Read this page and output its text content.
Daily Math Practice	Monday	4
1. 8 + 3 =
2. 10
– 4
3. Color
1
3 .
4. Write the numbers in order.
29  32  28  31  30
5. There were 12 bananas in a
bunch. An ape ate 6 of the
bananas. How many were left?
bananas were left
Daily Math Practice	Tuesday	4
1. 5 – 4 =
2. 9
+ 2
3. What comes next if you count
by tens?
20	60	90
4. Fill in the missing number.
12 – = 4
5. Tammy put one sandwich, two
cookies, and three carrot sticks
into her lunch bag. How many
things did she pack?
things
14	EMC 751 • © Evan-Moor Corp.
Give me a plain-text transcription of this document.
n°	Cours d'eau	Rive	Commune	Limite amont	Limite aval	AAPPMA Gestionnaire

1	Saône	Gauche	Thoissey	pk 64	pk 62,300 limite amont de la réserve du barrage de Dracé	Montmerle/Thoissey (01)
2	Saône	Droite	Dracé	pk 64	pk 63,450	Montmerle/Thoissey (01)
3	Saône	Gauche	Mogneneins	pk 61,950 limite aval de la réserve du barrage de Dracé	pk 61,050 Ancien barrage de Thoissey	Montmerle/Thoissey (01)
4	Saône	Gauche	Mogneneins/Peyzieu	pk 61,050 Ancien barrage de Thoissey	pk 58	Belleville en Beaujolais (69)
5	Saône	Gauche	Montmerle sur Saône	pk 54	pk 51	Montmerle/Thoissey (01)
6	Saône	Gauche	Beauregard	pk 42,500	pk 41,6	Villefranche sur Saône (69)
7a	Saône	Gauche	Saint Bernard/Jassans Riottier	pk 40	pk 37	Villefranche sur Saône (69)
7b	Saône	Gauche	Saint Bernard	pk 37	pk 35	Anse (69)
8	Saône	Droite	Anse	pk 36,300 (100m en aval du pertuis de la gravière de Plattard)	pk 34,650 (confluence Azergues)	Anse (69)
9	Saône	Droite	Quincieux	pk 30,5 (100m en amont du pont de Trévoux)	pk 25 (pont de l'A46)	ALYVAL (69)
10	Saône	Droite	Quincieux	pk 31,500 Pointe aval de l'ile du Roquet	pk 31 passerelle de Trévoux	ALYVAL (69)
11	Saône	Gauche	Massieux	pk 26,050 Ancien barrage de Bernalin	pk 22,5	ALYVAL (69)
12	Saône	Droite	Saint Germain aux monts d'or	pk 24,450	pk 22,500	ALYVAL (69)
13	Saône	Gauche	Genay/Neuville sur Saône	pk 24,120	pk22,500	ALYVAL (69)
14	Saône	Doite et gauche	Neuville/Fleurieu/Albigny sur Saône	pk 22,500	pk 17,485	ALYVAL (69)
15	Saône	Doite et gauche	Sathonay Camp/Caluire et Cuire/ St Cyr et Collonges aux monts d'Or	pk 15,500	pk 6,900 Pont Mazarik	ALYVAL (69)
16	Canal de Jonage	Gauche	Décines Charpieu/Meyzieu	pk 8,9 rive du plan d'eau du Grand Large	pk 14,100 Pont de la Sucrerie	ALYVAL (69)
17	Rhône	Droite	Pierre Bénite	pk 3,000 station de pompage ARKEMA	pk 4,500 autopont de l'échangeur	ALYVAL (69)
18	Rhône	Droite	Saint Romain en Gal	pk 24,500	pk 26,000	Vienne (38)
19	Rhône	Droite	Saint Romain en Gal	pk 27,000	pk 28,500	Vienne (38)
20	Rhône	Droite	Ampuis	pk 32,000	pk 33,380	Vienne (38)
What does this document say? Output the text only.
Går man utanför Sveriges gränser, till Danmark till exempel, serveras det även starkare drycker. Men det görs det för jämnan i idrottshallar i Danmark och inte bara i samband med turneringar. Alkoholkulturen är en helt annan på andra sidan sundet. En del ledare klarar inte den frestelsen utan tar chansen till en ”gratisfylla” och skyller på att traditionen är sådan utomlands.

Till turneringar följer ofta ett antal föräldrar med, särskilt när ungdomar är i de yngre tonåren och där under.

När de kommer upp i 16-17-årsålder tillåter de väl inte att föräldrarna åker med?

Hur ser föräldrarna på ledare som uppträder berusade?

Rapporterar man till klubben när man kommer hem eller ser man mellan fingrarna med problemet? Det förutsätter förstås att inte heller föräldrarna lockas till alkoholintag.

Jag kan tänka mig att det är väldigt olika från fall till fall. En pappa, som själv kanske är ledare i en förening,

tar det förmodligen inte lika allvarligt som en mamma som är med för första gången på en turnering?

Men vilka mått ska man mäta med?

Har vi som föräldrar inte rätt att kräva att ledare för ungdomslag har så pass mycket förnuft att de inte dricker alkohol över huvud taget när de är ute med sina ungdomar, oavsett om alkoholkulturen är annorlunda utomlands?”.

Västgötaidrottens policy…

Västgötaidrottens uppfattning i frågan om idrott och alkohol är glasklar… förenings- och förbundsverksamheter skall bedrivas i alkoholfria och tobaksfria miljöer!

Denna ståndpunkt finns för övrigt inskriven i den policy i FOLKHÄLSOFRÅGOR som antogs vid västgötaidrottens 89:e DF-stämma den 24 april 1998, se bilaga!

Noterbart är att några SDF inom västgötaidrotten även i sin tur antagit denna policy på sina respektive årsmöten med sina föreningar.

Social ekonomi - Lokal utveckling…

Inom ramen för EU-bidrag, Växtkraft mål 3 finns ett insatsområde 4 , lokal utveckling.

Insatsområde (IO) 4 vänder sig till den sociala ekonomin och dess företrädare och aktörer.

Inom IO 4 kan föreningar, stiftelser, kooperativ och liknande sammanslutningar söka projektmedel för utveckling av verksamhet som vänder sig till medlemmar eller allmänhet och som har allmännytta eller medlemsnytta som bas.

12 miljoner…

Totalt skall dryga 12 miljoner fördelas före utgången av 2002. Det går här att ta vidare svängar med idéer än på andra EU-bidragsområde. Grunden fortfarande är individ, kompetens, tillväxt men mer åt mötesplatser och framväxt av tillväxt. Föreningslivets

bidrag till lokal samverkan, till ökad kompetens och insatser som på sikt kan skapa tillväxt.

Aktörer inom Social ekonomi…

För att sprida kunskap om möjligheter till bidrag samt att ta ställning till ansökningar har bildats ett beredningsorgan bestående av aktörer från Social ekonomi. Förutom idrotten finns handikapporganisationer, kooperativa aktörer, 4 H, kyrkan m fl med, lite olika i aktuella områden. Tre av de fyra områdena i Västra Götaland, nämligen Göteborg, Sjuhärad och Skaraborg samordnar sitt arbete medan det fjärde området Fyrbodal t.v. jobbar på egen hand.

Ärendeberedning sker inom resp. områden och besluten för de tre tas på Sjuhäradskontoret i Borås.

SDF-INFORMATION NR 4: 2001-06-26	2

━━━━━━

▸ **INSTRUCTION**:
Go through the entries and repeat each one exactly.

▸ **SOLUTION TO THIS TASK**:
Read this page and output its text content.
Daily Math Practice	Monday	4
1. 8 + 3 =
2. 10
– 4
3. Color
1
3 .
4. Write the numbers in order.
29  32  28  31  30
5. There were 12 bananas in a
bunch. An ape ate 6 of the
bananas. How many were left?
bananas were left
Daily Math Practice	Tuesday	4
1. 5 – 4 =
2. 9
+ 2
3. What comes next if you count
by tens?
20	60	90
4. Fill in the missing number.
12 – = 4
5. Tammy put one sandwich, two
cookies, and three carrot sticks
into her lunch bag. How many
things did she pack?
things
14	EMC 751 • © Evan-Moor Corp.
Give me a plain-text transcription of this document.
n°	Cours d'eau	Rive	Commune	Limite amont	Limite aval	AAPPMA Gestionnaire

1	Saône	Gauche	Thoissey	pk 64	pk 62,300 limite amont de la réserve du barrage de Dracé	Montmerle/Thoissey (01)
2	Saône	Droite	Dracé	pk 64	pk 63,450	Montmerle/Thoissey (01)
3	Saône	Gauche	Mogneneins	pk 61,950 limite aval de la réserve du barrage de Dracé	pk 61,050 Ancien barrage de Thoissey	Montmerle/Thoissey (01)
4	Saône	Gauche	Mogneneins/Peyzieu	pk 61,050 Ancien barrage de Thoissey	pk 58	Belleville en Beaujolais (69)
5	Saône	Gauche	Montmerle sur Saône	pk 54	pk 51	Montmerle/Thoissey (01)
6	Saône	Gauche	Beauregard	pk 42,500	pk 41,6	Villefranche sur Saône (69)
7a	Saône	Gauche	Saint Bernard/Jassans Riottier	pk 40	pk 37	Villefranche sur Saône (69)
7b	Saône	Gauche	Saint Bernard	pk 37	pk 35	Anse (69)
8	Saône	Droite	Anse	pk 36,300 (100m en aval du pertuis de la gravière de Plattard)	pk 34,650 (confluence Azergues)	Anse (69)
9	Saône	Droite	Quincieux	pk 30,5 (100m en amont du pont de Trévoux)	pk 25 (pont de l'A46)	ALYVAL (69)
10	Saône	Droite	Quincieux	pk 31,500 Pointe aval de l'ile du Roquet	pk 31 passerelle de Trévoux	ALYVAL (69)
11	Saône	Gauche	Massieux	pk 26,050 Ancien barrage de Bernalin	pk 22,5	ALYVAL (69)
12	Saône	Droite	Saint Germain aux monts d'or	pk 24,450	pk 22,500	ALYVAL (69)
13	Saône	Gauche	Genay/Neuville sur Saône	pk 24,120	pk22,500	ALYVAL (69)
14	Saône	Doite et gauche	Neuville/Fleurieu/Albigny sur Saône	pk 22,500	pk 17,485	ALYVAL (69)
15	Saône	Doite et gauche	Sathonay Camp/Caluire et Cuire/ St Cyr et Collonges aux monts d'Or	pk 15,500	pk 6,900 Pont Mazarik	ALYVAL (69)
16	Canal de Jonage	Gauche	Décines Charpieu/Meyzieu	pk 8,9 rive du plan d'eau du Grand Large	pk 14,100 Pont de la Sucrerie	ALYVAL (69)
17	Rhône	Droite	Pierre Bénite	pk 3,000 station de pompage ARKEMA	pk 4,500 autopont de l'échangeur	ALYVAL (69)
18	Rhône	Droite	Saint Romain en Gal	pk 24,500	pk 26,000	Vienne (38)
19	Rhône	Droite	Saint Romain en Gal	pk 27,000	pk 28,500	Vienne (38)
20	Rhône	Droite	Ampuis	pk 32,000	pk 33,380	Vienne (38)
What does this document say? Output the text only.
Går man utanför Sveriges gränser, till Danmark till exempel, serveras det även starkare drycker. Men det görs det för jämnan i idrottshallar i Danmark och inte bara i samband med turneringar. Alkoholkulturen är en helt annan på andra sidan sundet. En del ledare klarar inte den frestelsen utan tar chansen till en ”gratisfylla” och skyller på att traditionen är sådan utomlands.

Till turneringar följer ofta ett antal föräldrar med, särskilt när ungdomar är i de yngre tonåren och där under.

När de kommer upp i 16-17-årsålder tillåter de väl inte att föräldrarna åker med?

Hur ser föräldrarna på ledare som uppträder berusade?

Rapporterar man till klubben när man kommer hem eller ser man mellan fingrarna med problemet? Det förutsätter förstås att inte heller föräldrarna lockas till alkoholintag.

Jag kan tänka mig att det är väldigt olika från fall till fall. En pappa, som själv kanske är ledare i en förening,

tar det förmodligen inte lika allvarligt som en mamma som är med för första gången på en turnering?

Men vilka mått ska man mäta med?

Har vi som föräldrar inte rätt att kräva att ledare för ungdomslag har så pass mycket förnuft att de inte dricker alkohol över huvud taget när de är ute med sina ungdomar, oavsett om alkoholkulturen är annorlunda utomlands?”.

Västgötaidrottens policy…

Västgötaidrottens uppfattning i frågan om idrott och alkohol är glasklar… förenings- och förbundsverksamheter skall bedrivas i alkoholfria och tobaksfria miljöer!

Denna ståndpunkt finns för övrigt inskriven i den policy i FOLKHÄLSOFRÅGOR som antogs vid västgötaidrottens 89:e DF-stämma den 24 april 1998, se bilaga!

Noterbart är att några SDF inom västgötaidrotten även i sin tur antagit denna policy på sina respektive årsmöten med sina föreningar.

Social ekonomi - Lokal utveckling…

Inom ramen för EU-bidrag, Växtkraft mål 3 finns ett insatsområde 4 , lokal utveckling.

Insatsområde (IO) 4 vänder sig till den sociala ekonomin och dess företrädare och aktörer.

Inom IO 4 kan föreningar, stiftelser, kooperativ och liknande sammanslutningar söka projektmedel för utveckling av verksamhet som vänder sig till medlemmar eller allmänhet och som har allmännytta eller medlemsnytta som bas.

12 miljoner…

Totalt skall dryga 12 miljoner fördelas före utgången av 2002. Det går här att ta vidare svängar med idéer än på andra EU-bidragsområde. Grunden fortfarande är individ, kompetens, tillväxt men mer åt mötesplatser och framväxt av tillväxt. Föreningslivets

bidrag till lokal samverkan, till ökad kompetens och insatser som på sikt kan skapa tillväxt.

Aktörer inom Social ekonomi…

För att sprida kunskap om möjligheter till bidrag samt att ta ställning till ansökningar har bildats ett beredningsorgan bestående av aktörer från Social ekonomi. Förutom idrotten finns handikapporganisationer, kooperativa aktörer, 4 H, kyrkan m fl med, lite olika i aktuella områden. Tre av de fyra områdena i Västra Götaland, nämligen Göteborg, Sjuhärad och Skaraborg samordnar sitt arbete medan det fjärde området Fyrbodal t.v. jobbar på egen hand.

Ärendeberedning sker inom resp. områden och besluten för de tre tas på Sjuhäradskontoret i Borås.

SDF-INFORMATION NR 4: 2001-06-26	2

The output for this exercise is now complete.